**GIVEN INFORMATION:**
— Start —

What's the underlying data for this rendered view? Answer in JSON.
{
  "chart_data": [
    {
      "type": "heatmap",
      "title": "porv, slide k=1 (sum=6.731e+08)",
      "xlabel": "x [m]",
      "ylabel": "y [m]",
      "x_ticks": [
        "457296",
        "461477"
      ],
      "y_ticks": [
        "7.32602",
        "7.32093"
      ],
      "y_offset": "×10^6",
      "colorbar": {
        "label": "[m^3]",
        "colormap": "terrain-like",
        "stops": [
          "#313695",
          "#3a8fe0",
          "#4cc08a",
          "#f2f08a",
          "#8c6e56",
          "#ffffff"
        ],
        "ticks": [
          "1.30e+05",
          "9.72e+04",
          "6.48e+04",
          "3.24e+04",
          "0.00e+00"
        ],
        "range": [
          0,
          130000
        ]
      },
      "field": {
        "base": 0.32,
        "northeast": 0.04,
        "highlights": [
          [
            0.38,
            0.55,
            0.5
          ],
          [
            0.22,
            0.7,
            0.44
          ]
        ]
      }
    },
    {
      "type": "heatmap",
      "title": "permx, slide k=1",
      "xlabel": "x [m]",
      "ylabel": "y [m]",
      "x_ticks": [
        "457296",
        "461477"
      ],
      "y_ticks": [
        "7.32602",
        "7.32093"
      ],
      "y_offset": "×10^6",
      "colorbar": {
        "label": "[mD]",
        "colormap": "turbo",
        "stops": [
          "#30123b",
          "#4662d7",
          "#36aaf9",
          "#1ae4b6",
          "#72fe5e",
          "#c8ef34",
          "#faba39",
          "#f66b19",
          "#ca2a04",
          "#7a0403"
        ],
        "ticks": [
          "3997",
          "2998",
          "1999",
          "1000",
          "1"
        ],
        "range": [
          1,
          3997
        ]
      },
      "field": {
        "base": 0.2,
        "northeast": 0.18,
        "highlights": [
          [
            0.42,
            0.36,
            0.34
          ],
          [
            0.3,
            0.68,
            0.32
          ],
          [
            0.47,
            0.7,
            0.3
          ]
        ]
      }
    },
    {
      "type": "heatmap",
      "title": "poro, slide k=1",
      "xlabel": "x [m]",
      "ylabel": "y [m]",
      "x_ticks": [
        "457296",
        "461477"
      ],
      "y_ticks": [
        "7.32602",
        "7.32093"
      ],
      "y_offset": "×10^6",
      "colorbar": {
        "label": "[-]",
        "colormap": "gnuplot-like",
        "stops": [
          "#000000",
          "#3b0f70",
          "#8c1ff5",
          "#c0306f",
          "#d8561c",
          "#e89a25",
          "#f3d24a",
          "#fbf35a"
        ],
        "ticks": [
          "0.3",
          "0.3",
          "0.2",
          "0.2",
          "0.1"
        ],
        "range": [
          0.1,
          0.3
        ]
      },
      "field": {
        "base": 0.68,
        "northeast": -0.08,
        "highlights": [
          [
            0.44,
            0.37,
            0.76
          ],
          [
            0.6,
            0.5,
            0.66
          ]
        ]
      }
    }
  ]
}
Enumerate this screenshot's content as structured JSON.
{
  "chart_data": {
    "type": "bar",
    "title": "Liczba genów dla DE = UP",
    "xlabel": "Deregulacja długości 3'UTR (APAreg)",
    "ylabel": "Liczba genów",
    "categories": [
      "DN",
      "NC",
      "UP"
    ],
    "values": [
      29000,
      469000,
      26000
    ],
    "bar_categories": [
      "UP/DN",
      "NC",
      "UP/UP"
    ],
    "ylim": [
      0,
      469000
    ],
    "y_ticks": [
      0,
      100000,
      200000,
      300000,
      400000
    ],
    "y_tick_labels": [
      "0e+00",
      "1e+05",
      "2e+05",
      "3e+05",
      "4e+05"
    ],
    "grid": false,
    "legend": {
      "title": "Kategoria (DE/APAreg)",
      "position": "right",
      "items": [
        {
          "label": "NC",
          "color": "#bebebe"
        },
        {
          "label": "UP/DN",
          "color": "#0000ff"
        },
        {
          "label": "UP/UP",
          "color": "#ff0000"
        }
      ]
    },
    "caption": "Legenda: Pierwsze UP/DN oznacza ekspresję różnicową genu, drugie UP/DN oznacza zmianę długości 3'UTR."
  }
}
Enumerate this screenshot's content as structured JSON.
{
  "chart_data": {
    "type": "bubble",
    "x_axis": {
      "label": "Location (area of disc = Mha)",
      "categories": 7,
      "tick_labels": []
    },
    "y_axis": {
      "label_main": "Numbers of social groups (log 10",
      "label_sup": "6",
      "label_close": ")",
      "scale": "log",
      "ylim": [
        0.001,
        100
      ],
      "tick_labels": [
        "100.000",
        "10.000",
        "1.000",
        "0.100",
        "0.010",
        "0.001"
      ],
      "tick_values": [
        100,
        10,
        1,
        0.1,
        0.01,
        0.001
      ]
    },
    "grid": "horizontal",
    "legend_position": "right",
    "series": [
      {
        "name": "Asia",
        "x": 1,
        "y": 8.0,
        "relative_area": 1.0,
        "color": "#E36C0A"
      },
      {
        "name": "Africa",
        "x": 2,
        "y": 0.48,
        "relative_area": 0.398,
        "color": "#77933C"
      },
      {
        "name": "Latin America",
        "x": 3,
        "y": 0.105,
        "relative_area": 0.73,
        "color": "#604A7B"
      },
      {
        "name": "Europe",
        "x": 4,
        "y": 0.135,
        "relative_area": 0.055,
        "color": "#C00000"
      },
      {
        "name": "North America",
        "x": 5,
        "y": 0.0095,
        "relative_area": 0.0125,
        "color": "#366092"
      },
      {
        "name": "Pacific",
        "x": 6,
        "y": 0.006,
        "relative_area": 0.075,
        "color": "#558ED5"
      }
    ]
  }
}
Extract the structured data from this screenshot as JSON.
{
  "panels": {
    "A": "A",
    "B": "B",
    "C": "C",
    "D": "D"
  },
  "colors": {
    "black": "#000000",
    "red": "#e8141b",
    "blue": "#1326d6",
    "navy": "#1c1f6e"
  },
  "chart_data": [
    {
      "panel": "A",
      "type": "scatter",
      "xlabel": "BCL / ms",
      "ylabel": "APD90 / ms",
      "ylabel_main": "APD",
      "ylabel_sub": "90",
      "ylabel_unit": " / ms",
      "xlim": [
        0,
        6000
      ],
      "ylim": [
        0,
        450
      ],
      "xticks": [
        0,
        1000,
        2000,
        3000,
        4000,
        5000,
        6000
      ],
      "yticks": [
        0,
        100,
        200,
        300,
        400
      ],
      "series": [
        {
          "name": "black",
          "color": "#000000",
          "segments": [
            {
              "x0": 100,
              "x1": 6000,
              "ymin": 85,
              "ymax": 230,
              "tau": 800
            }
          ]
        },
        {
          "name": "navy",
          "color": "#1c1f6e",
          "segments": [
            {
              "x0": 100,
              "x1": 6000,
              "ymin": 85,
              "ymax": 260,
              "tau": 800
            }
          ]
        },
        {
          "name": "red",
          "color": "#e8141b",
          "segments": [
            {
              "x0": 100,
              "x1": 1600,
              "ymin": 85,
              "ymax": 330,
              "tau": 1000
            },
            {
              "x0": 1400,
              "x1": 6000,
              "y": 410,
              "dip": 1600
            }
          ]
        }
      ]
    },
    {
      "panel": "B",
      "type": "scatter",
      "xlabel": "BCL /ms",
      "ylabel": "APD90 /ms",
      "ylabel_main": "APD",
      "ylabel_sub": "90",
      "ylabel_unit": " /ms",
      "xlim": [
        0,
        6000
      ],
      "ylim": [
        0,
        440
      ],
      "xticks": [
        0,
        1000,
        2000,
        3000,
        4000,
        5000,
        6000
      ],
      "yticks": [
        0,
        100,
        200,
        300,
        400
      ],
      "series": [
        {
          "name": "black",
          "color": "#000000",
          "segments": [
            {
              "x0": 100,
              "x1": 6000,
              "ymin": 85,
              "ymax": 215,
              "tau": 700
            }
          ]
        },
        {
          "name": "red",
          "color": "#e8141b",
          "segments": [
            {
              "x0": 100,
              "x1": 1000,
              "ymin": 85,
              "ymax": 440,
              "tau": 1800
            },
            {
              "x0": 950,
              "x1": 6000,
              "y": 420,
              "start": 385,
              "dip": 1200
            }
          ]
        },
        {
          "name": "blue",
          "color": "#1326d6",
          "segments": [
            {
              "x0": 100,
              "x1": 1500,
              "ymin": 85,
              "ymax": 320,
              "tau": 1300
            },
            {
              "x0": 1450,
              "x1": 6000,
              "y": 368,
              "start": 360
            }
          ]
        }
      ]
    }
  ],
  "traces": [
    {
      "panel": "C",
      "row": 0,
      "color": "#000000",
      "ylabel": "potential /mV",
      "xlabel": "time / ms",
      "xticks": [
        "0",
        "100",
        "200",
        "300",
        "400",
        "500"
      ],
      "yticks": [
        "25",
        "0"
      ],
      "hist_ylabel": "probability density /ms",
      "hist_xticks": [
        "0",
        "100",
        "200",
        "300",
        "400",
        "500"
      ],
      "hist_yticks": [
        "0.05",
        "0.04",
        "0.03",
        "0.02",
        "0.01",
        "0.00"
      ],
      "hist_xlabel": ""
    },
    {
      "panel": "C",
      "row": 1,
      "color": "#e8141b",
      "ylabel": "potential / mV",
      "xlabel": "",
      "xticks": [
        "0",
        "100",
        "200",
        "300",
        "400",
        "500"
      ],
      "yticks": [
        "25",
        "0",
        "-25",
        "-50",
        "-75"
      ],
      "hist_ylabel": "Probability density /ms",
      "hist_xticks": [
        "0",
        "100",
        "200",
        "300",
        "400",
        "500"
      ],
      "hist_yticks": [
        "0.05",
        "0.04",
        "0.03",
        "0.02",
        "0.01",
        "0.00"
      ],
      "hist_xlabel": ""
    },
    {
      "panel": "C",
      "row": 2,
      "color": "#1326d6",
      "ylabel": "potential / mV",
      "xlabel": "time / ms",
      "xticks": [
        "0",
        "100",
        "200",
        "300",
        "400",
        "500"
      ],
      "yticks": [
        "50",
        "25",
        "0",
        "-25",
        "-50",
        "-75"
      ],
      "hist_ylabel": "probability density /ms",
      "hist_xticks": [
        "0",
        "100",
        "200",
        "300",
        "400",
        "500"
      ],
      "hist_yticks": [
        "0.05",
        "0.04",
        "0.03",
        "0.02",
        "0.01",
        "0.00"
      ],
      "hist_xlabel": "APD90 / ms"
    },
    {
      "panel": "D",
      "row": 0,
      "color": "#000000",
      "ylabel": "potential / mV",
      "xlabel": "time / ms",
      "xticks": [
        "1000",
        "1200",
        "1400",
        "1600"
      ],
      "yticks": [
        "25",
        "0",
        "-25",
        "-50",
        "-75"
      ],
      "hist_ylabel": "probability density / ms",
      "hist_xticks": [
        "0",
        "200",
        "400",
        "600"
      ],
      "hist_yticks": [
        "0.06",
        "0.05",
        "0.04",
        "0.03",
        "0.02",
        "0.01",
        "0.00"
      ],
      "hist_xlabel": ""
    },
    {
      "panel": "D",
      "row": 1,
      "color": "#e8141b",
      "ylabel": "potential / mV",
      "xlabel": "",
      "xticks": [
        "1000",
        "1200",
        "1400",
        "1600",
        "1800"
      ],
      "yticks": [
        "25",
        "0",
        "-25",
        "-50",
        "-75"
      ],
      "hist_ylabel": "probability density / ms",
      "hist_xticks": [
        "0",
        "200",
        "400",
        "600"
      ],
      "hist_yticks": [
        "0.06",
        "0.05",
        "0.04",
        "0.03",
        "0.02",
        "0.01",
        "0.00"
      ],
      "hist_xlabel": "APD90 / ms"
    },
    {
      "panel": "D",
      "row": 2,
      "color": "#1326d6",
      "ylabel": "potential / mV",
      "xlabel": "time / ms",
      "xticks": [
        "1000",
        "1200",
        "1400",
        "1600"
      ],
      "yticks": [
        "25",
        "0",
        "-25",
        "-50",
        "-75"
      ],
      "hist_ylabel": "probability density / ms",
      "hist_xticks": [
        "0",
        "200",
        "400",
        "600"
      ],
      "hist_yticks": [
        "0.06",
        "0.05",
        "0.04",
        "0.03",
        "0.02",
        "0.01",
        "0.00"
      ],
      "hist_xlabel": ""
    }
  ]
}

— End —

**TASK DETAILS:**
Gather all lines from the records above in which "America" appears.

**COMPLETE ANSWER:**
        "name": "Latin America",
        "name": "North America",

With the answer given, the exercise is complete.